[Data provided]
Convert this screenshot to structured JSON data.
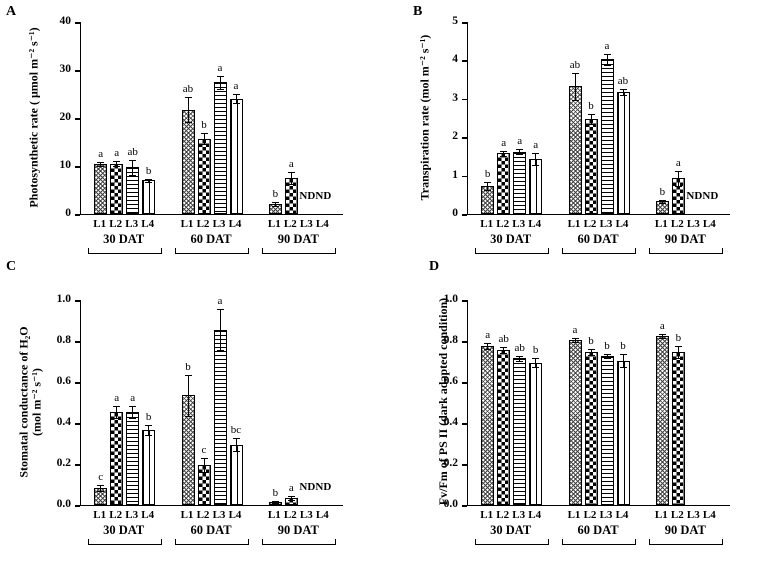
{
  "colors": {
    "foreground": "#000000",
    "background": "#ffffff"
  },
  "chart_data": [
    {
      "id": "A",
      "type": "bar",
      "panel_label": "A",
      "ylabel_lines": [
        "Photosynthetic rate ( μmol m⁻² s⁻¹)"
      ],
      "ylim": [
        0,
        40
      ],
      "yticks": [
        "0",
        "10",
        "20",
        "30",
        "40"
      ],
      "groups": [
        "30 DAT",
        "60 DAT",
        "90 DAT"
      ],
      "series": [
        "L1",
        "L2",
        "L3",
        "L4"
      ],
      "values": [
        [
          10.2,
          10.3,
          9.5,
          6.8
        ],
        [
          21.5,
          15.5,
          27.2,
          23.8
        ],
        [
          1.8,
          7.3,
          null,
          null
        ]
      ],
      "errors": [
        [
          0.5,
          0.5,
          1.6,
          0.3
        ],
        [
          2.6,
          1.2,
          1.3,
          0.9
        ],
        [
          0.4,
          1.3,
          null,
          null
        ]
      ],
      "letters": [
        [
          "a",
          "a",
          "ab",
          "b"
        ],
        [
          "ab",
          "b",
          "a",
          "a"
        ],
        [
          "b",
          "a",
          "ND",
          "ND"
        ]
      ]
    },
    {
      "id": "B",
      "type": "bar",
      "panel_label": "B",
      "ylabel_lines": [
        "Transpiration rate (mol m⁻² s⁻¹)"
      ],
      "ylim": [
        0,
        5
      ],
      "yticks": [
        "0",
        "1",
        "2",
        "3",
        "4",
        "5"
      ],
      "groups": [
        "30 DAT",
        "60 DAT",
        "90 DAT"
      ],
      "series": [
        "L1",
        "L2",
        "L3",
        "L4"
      ],
      "values": [
        [
          0.7,
          1.55,
          1.6,
          1.4
        ],
        [
          3.3,
          2.45,
          4.0,
          3.15
        ],
        [
          0.3,
          0.9,
          null,
          null
        ]
      ],
      "errors": [
        [
          0.1,
          0.07,
          0.07,
          0.15
        ],
        [
          0.35,
          0.12,
          0.15,
          0.08
        ],
        [
          0.05,
          0.2,
          null,
          null
        ]
      ],
      "letters": [
        [
          "b",
          "a",
          "a",
          "a"
        ],
        [
          "ab",
          "b",
          "a",
          "ab"
        ],
        [
          "b",
          "a",
          "ND",
          "ND"
        ]
      ]
    },
    {
      "id": "C",
      "type": "bar",
      "panel_label": "C",
      "ylabel_lines": [
        "Stomatal conductance of H₂O",
        "(mol m⁻² s⁻¹)"
      ],
      "ylim": [
        0,
        1.0
      ],
      "yticks": [
        "0.0",
        "0.2",
        "0.4",
        "0.6",
        "0.8",
        "1.0"
      ],
      "groups": [
        "30 DAT",
        "60 DAT",
        "90 DAT"
      ],
      "series": [
        "L1",
        "L2",
        "L3",
        "L4"
      ],
      "values": [
        [
          0.08,
          0.45,
          0.45,
          0.36
        ],
        [
          0.53,
          0.19,
          0.85,
          0.29
        ],
        [
          0.01,
          0.03,
          null,
          null
        ]
      ],
      "errors": [
        [
          0.015,
          0.03,
          0.03,
          0.025
        ],
        [
          0.1,
          0.035,
          0.1,
          0.03
        ],
        [
          0.005,
          0.01,
          null,
          null
        ]
      ],
      "letters": [
        [
          "c",
          "a",
          "a",
          "b"
        ],
        [
          "b",
          "c",
          "a",
          "bc"
        ],
        [
          "b",
          "a",
          "ND",
          "ND"
        ]
      ]
    },
    {
      "id": "D",
      "type": "bar",
      "panel_label": "D",
      "ylabel_lines": [
        "Fv/Fm of PS II (dark adapted condition)"
      ],
      "ylim": [
        0,
        1.0
      ],
      "yticks": [
        "0.0",
        "0.2",
        "0.4",
        "0.6",
        "0.8",
        "1.0"
      ],
      "groups": [
        "30 DAT",
        "60 DAT",
        "90 DAT"
      ],
      "series": [
        "L1",
        "L2",
        "L3",
        "L4"
      ],
      "values": [
        [
          0.77,
          0.75,
          0.71,
          0.69
        ],
        [
          0.8,
          0.74,
          0.72,
          0.7
        ],
        [
          0.82,
          0.74,
          null,
          null
        ]
      ],
      "errors": [
        [
          0.015,
          0.015,
          0.01,
          0.02
        ],
        [
          0.01,
          0.015,
          0.01,
          0.03
        ],
        [
          0.01,
          0.03,
          null,
          null
        ]
      ],
      "letters": [
        [
          "a",
          "ab",
          "ab",
          "b"
        ],
        [
          "a",
          "b",
          "b",
          "b"
        ],
        [
          "a",
          "b",
          null,
          null
        ]
      ]
    }
  ]
}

[Task details]
Output all of the entries verbatim, leaving out any images.

[The answer]
Convert this screenshot to structured JSON data.
{
  "colors": {
    "foreground": "#000000",
    "background": "#ffffff"
  },
  "chart_data": [
    {
      "id": "A",
      "type": "bar",
      "panel_label": "A",
      "ylabel_lines": [
        "Photosynthetic rate ( μmol m⁻² s⁻¹)"
      ],
      "ylim": [
        0,
        40
      ],
      "yticks": [
        "0",
        "10",
        "20",
        "30",
        "40"
      ],
      "groups": [
        "30 DAT",
        "60 DAT",
        "90 DAT"
      ],
      "series": [
        "L1",
        "L2",
        "L3",
        "L4"
      ],
      "values": [
        [
          10.2,
          10.3,
          9.5,
          6.8
        ],
        [
          21.5,
          15.5,
          27.2,
          23.8
        ],
        [
          1.8,
          7.3,
          null,
          null
        ]
      ],
      "errors": [
        [
          0.5,
          0.5,
          1.6,
          0.3
        ],
        [
          2.6,
          1.2,
          1.3,
          0.9
        ],
        [
          0.4,
          1.3,
          null,
          null
        ]
      ],
      "letters": [
        [
          "a",
          "a",
          "ab",
          "b"
        ],
        [
          "ab",
          "b",
          "a",
          "a"
        ],
        [
          "b",
          "a",
          "ND",
          "ND"
        ]
      ]
    },
    {
      "id": "B",
      "type": "bar",
      "panel_label": "B",
      "ylabel_lines": [
        "Transpiration rate (mol m⁻² s⁻¹)"
      ],
      "ylim": [
        0,
        5
      ],
      "yticks": [
        "0",
        "1",
        "2",
        "3",
        "4",
        "5"
      ],
      "groups": [
        "30 DAT",
        "60 DAT",
        "90 DAT"
      ],
      "series": [
        "L1",
        "L2",
        "L3",
        "L4"
      ],
      "values": [
        [
          0.7,
          1.55,
          1.6,
          1.4
        ],
        [
          3.3,
          2.45,
          4.0,
          3.15
        ],
        [
          0.3,
          0.9,
          null,
          null
        ]
      ],
      "errors": [
        [
          0.1,
          0.07,
          0.07,
          0.15
        ],
        [
          0.35,
          0.12,
          0.15,
          0.08
        ],
        [
          0.05,
          0.2,
          null,
          null
        ]
      ],
      "letters": [
        [
          "b",
          "a",
          "a",
          "a"
        ],
        [
          "ab",
          "b",
          "a",
          "ab"
        ],
        [
          "b",
          "a",
          "ND",
          "ND"
        ]
      ]
    },
    {
      "id": "C",
      "type": "bar",
      "panel_label": "C",
      "ylabel_lines": [
        "Stomatal conductance of H₂O",
        "(mol m⁻² s⁻¹)"
      ],
      "ylim": [
        0,
        1.0
      ],
      "yticks": [
        "0.0",
        "0.2",
        "0.4",
        "0.6",
        "0.8",
        "1.0"
      ],
      "groups": [
        "30 DAT",
        "60 DAT",
        "90 DAT"
      ],
      "series": [
        "L1",
        "L2",
        "L3",
        "L4"
      ],
      "values": [
        [
          0.08,
          0.45,
          0.45,
          0.36
        ],
        [
          0.53,
          0.19,
          0.85,
          0.29
        ],
        [
          0.01,
          0.03,
          null,
          null
        ]
      ],
      "errors": [
        [
          0.015,
          0.03,
          0.03,
          0.025
        ],
        [
          0.1,
          0.035,
          0.1,
          0.03
        ],
        [
          0.005,
          0.01,
          null,
          null
        ]
      ],
      "letters": [
        [
          "c",
          "a",
          "a",
          "b"
        ],
        [
          "b",
          "c",
          "a",
          "bc"
        ],
        [
          "b",
          "a",
          "ND",
          "ND"
        ]
      ]
    },
    {
      "id": "D",
      "type": "bar",
      "panel_label": "D",
      "ylabel_lines": [
        "Fv/Fm of PS II (dark adapted condition)"
      ],
      "ylim": [
        0,
        1.0
      ],
      "yticks": [
        "0.0",
        "0.2",
        "0.4",
        "0.6",
        "0.8",
        "1.0"
      ],
      "groups": [
        "30 DAT",
        "60 DAT",
        "90 DAT"
      ],
      "series": [
        "L1",
        "L2",
        "L3",
        "L4"
      ],
      "values": [
        [
          0.77,
          0.75,
          0.71,
          0.69
        ],
        [
          0.8,
          0.74,
          0.72,
          0.7
        ],
        [
          0.82,
          0.74,
          null,
          null
        ]
      ],
      "errors": [
        [
          0.015,
          0.015,
          0.01,
          0.02
        ],
        [
          0.01,
          0.015,
          0.01,
          0.03
        ],
        [
          0.01,
          0.03,
          null,
          null
        ]
      ],
      "letters": [
        [
          "a",
          "ab",
          "ab",
          "b"
        ],
        [
          "a",
          "b",
          "b",
          "b"
        ],
        [
          "a",
          "b",
          null,
          null
        ]
      ]
    }
  ]
}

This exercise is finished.